— START OF Supplied information —

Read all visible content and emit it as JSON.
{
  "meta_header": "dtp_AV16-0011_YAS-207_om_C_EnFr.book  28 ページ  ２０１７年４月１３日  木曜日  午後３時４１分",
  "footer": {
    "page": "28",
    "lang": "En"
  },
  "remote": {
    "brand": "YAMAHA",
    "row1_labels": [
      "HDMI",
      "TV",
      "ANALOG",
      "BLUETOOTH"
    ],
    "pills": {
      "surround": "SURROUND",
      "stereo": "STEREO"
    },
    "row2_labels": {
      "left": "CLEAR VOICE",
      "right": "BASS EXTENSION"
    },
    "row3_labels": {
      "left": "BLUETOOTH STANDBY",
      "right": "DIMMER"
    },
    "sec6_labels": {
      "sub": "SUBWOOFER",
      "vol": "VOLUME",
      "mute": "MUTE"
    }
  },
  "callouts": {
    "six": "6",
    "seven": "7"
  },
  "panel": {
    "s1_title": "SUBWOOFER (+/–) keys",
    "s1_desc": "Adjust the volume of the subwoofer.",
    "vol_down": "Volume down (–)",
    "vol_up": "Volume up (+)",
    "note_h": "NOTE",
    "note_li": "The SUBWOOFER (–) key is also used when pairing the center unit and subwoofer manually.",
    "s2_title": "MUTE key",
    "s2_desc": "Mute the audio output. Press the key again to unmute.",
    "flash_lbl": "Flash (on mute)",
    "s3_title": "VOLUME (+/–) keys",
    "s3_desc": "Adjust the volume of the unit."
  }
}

— END OF Supplied information —
— START OF Supplied information —

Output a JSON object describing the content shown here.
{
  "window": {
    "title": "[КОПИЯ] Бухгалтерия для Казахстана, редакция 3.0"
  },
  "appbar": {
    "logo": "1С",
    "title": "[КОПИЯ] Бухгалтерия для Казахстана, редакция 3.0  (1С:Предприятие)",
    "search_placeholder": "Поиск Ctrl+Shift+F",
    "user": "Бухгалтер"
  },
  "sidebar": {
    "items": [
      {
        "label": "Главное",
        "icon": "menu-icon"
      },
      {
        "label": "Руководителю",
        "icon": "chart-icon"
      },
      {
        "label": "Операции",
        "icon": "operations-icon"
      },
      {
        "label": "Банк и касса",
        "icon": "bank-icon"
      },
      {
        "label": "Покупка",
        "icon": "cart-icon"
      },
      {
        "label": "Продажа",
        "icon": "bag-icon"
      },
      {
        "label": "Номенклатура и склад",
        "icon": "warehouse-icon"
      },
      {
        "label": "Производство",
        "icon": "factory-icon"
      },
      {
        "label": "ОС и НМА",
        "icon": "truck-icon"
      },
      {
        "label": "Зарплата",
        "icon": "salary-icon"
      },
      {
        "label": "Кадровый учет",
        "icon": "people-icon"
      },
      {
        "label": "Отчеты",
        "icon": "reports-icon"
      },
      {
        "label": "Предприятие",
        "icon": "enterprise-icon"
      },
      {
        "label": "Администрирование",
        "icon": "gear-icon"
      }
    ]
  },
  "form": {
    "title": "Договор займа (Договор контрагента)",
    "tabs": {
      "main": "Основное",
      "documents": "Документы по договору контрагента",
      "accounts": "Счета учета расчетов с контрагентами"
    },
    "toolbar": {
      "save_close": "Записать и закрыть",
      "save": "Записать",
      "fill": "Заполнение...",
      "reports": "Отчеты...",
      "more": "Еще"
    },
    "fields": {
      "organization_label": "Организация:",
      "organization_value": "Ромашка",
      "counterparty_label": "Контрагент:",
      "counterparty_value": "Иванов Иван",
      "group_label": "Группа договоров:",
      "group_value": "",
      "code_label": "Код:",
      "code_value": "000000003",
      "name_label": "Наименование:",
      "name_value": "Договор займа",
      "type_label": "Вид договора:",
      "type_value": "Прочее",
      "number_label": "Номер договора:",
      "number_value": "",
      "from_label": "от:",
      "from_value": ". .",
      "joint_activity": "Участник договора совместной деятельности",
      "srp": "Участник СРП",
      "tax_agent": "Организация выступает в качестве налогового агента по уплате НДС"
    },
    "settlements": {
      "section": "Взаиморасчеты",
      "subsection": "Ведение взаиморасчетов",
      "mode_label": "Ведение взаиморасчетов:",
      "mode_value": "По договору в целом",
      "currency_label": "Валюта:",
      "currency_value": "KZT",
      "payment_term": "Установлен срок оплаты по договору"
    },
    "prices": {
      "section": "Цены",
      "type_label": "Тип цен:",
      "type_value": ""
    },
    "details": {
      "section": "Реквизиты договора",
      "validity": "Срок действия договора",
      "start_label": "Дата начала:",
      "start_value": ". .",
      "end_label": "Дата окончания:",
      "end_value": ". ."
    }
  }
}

— END OF Supplied information —

_What needs to be done_:
Pick out the lines containing the string "Участник".

_Output_:
      "joint_activity": "Участник договора совместной деятельности",
      "srp": "Участник СРП",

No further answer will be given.